--- start of Input material ---

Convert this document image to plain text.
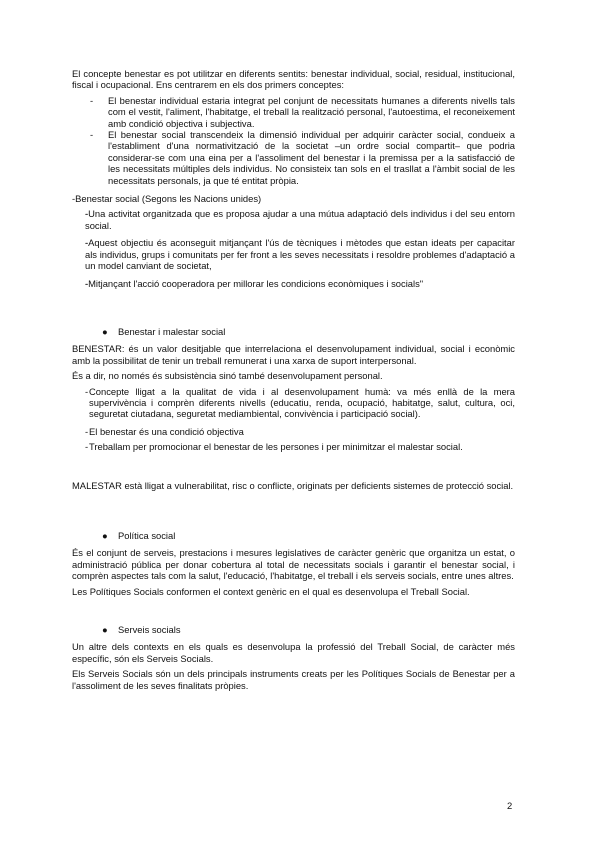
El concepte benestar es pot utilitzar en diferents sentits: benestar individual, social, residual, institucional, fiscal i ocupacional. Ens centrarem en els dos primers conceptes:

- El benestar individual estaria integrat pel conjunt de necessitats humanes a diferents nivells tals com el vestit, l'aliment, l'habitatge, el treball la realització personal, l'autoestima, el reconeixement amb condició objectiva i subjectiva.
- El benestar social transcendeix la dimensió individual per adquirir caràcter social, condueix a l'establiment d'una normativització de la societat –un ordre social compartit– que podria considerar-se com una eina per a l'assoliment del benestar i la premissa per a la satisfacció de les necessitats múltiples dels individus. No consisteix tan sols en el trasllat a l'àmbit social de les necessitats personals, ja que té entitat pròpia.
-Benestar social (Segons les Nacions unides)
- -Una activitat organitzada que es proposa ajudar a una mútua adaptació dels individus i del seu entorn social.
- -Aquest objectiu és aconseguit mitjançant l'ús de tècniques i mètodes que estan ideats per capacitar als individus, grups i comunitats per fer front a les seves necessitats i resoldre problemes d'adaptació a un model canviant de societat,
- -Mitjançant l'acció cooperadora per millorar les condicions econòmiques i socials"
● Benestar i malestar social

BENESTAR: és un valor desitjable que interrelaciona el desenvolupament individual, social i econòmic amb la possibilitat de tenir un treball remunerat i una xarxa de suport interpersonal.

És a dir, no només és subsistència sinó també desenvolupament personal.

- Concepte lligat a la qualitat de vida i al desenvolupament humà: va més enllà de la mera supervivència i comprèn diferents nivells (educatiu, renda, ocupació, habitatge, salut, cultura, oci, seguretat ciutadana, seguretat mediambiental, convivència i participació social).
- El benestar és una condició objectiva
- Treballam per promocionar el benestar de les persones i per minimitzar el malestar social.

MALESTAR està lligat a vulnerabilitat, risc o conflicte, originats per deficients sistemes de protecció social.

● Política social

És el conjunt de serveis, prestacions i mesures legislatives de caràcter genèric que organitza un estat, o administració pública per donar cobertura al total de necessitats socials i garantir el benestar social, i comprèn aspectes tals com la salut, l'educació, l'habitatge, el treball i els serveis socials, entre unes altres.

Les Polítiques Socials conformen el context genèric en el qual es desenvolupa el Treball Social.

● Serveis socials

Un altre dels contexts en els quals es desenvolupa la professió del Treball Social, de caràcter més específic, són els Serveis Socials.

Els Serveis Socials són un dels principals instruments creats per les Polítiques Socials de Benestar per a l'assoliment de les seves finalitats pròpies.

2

--- end of Input material ---

# Task instructions
Write out every line above exactly as it is, leaving out the pictures.

# Solution for this exercise
Convert this document image to plain text.
El concepte benestar es pot utilitzar en diferents sentits: benestar individual, social, residual, institucional, fiscal i ocupacional. Ens centrarem en els dos primers conceptes:

- El benestar individual estaria integrat pel conjunt de necessitats humanes a diferents nivells tals com el vestit, l'aliment, l'habitatge, el treball la realització personal, l'autoestima, el reconeixement amb condició objectiva i subjectiva.
- El benestar social transcendeix la dimensió individual per adquirir caràcter social, condueix a l'establiment d'una normativització de la societat –un ordre social compartit– que podria considerar-se com una eina per a l'assoliment del benestar i la premissa per a la satisfacció de les necessitats múltiples dels individus. No consisteix tan sols en el trasllat a l'àmbit social de les necessitats personals, ja que té entitat pròpia.
-Benestar social (Segons les Nacions unides)
- -Una activitat organitzada que es proposa ajudar a una mútua adaptació dels individus i del seu entorn social.
- -Aquest objectiu és aconseguit mitjançant l'ús de tècniques i mètodes que estan ideats per capacitar als individus, grups i comunitats per fer front a les seves necessitats i resoldre problemes d'adaptació a un model canviant de societat,
- -Mitjançant l'acció cooperadora per millorar les condicions econòmiques i socials"
● Benestar i malestar social

BENESTAR: és un valor desitjable que interrelaciona el desenvolupament individual, social i econòmic amb la possibilitat de tenir un treball remunerat i una xarxa de suport interpersonal.

És a dir, no només és subsistència sinó també desenvolupament personal.

- Concepte lligat a la qualitat de vida i al desenvolupament humà: va més enllà de la mera supervivència i comprèn diferents nivells (educatiu, renda, ocupació, habitatge, salut, cultura, oci, seguretat ciutadana, seguretat mediambiental, convivència i participació social).
- El benestar és una condició objectiva
- Treballam per promocionar el benestar de les persones i per minimitzar el malestar social.

MALESTAR està lligat a vulnerabilitat, risc o conflicte, originats per deficients sistemes de protecció social.

● Política social

És el conjunt de serveis, prestacions i mesures legislatives de caràcter genèric que organitza un estat, o administració pública per donar cobertura al total de necessitats socials i garantir el benestar social, i comprèn aspectes tals com la salut, l'educació, l'habitatge, el treball i els serveis socials, entre unes altres.

Les Polítiques Socials conformen el context genèric en el qual es desenvolupa el Treball Social.

● Serveis socials

Un altre dels contexts en els quals es desenvolupa la professió del Treball Social, de caràcter més específic, són els Serveis Socials.

Els Serveis Socials són un dels principals instruments creats per les Polítiques Socials de Benestar per a l'assoliment de les seves finalitats pròpies.

2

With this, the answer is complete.